### Written instruction
Write out the data below in full. Keep it exact.

### Records for the exercise
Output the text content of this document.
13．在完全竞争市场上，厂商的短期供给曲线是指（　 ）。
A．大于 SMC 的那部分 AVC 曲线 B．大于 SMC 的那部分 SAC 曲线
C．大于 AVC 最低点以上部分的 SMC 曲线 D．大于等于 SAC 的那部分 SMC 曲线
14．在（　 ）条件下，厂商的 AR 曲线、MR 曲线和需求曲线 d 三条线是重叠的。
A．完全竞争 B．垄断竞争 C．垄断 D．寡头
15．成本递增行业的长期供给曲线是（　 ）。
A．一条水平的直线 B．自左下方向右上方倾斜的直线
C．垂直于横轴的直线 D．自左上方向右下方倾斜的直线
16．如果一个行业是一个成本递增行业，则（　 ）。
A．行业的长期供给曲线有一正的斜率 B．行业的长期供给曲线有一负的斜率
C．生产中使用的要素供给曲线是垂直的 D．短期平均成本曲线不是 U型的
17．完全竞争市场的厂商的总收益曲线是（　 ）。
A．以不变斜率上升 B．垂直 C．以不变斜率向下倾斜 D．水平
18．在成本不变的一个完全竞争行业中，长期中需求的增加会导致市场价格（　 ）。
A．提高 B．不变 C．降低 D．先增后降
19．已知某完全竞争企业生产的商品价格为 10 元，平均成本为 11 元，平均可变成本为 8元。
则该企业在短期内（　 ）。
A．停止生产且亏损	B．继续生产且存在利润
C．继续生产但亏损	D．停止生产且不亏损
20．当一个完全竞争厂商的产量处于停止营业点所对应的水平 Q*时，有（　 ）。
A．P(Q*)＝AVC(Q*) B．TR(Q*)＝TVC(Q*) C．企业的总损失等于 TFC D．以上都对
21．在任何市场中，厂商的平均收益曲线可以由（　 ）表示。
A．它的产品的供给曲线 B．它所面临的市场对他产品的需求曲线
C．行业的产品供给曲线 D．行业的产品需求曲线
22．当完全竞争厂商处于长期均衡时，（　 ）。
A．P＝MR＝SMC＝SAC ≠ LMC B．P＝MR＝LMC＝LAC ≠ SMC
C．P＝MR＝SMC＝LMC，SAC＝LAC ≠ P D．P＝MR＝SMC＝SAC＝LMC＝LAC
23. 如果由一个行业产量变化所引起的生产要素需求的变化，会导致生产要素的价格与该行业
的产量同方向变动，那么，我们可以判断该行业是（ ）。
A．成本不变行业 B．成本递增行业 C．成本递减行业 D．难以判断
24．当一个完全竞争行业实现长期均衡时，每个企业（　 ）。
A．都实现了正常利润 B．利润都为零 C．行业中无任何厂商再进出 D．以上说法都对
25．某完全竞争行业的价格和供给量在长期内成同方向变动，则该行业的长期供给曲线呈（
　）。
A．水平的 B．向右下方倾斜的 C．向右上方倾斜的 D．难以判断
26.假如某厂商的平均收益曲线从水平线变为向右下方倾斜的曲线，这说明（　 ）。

### Task answer
Output the text content of this document.
13．在完全竞争市场上，厂商的短期供给曲线是指（　 ）。
A．大于 SMC 的那部分 AVC 曲线 B．大于 SMC 的那部分 SAC 曲线
C．大于 AVC 最低点以上部分的 SMC 曲线 D．大于等于 SAC 的那部分 SMC 曲线
14．在（　 ）条件下，厂商的 AR 曲线、MR 曲线和需求曲线 d 三条线是重叠的。
A．完全竞争 B．垄断竞争 C．垄断 D．寡头
15．成本递增行业的长期供给曲线是（　 ）。
A．一条水平的直线 B．自左下方向右上方倾斜的直线
C．垂直于横轴的直线 D．自左上方向右下方倾斜的直线
16．如果一个行业是一个成本递增行业，则（　 ）。
A．行业的长期供给曲线有一正的斜率 B．行业的长期供给曲线有一负的斜率
C．生产中使用的要素供给曲线是垂直的 D．短期平均成本曲线不是 U型的
17．完全竞争市场的厂商的总收益曲线是（　 ）。
A．以不变斜率上升 B．垂直 C．以不变斜率向下倾斜 D．水平
18．在成本不变的一个完全竞争行业中，长期中需求的增加会导致市场价格（　 ）。
A．提高 B．不变 C．降低 D．先增后降
19．已知某完全竞争企业生产的商品价格为 10 元，平均成本为 11 元，平均可变成本为 8元。
则该企业在短期内（　 ）。
A．停止生产且亏损	B．继续生产且存在利润
C．继续生产但亏损	D．停止生产且不亏损
20．当一个完全竞争厂商的产量处于停止营业点所对应的水平 Q*时，有（　 ）。
A．P(Q*)＝AVC(Q*) B．TR(Q*)＝TVC(Q*) C．企业的总损失等于 TFC D．以上都对
21．在任何市场中，厂商的平均收益曲线可以由（　 ）表示。
A．它的产品的供给曲线 B．它所面临的市场对他产品的需求曲线
C．行业的产品供给曲线 D．行业的产品需求曲线
22．当完全竞争厂商处于长期均衡时，（　 ）。
A．P＝MR＝SMC＝SAC ≠ LMC B．P＝MR＝LMC＝LAC ≠ SMC
C．P＝MR＝SMC＝LMC，SAC＝LAC ≠ P D．P＝MR＝SMC＝SAC＝LMC＝LAC
23. 如果由一个行业产量变化所引起的生产要素需求的变化，会导致生产要素的价格与该行业
的产量同方向变动，那么，我们可以判断该行业是（ ）。
A．成本不变行业 B．成本递增行业 C．成本递减行业 D．难以判断
24．当一个完全竞争行业实现长期均衡时，每个企业（　 ）。
A．都实现了正常利润 B．利润都为零 C．行业中无任何厂商再进出 D．以上说法都对
25．某完全竞争行业的价格和供给量在长期内成同方向变动，则该行业的长期供给曲线呈（
　）。
A．水平的 B．向右下方倾斜的 C．向右上方倾斜的 D．难以判断
26.假如某厂商的平均收益曲线从水平线变为向右下方倾斜的曲线，这说明（　 ）。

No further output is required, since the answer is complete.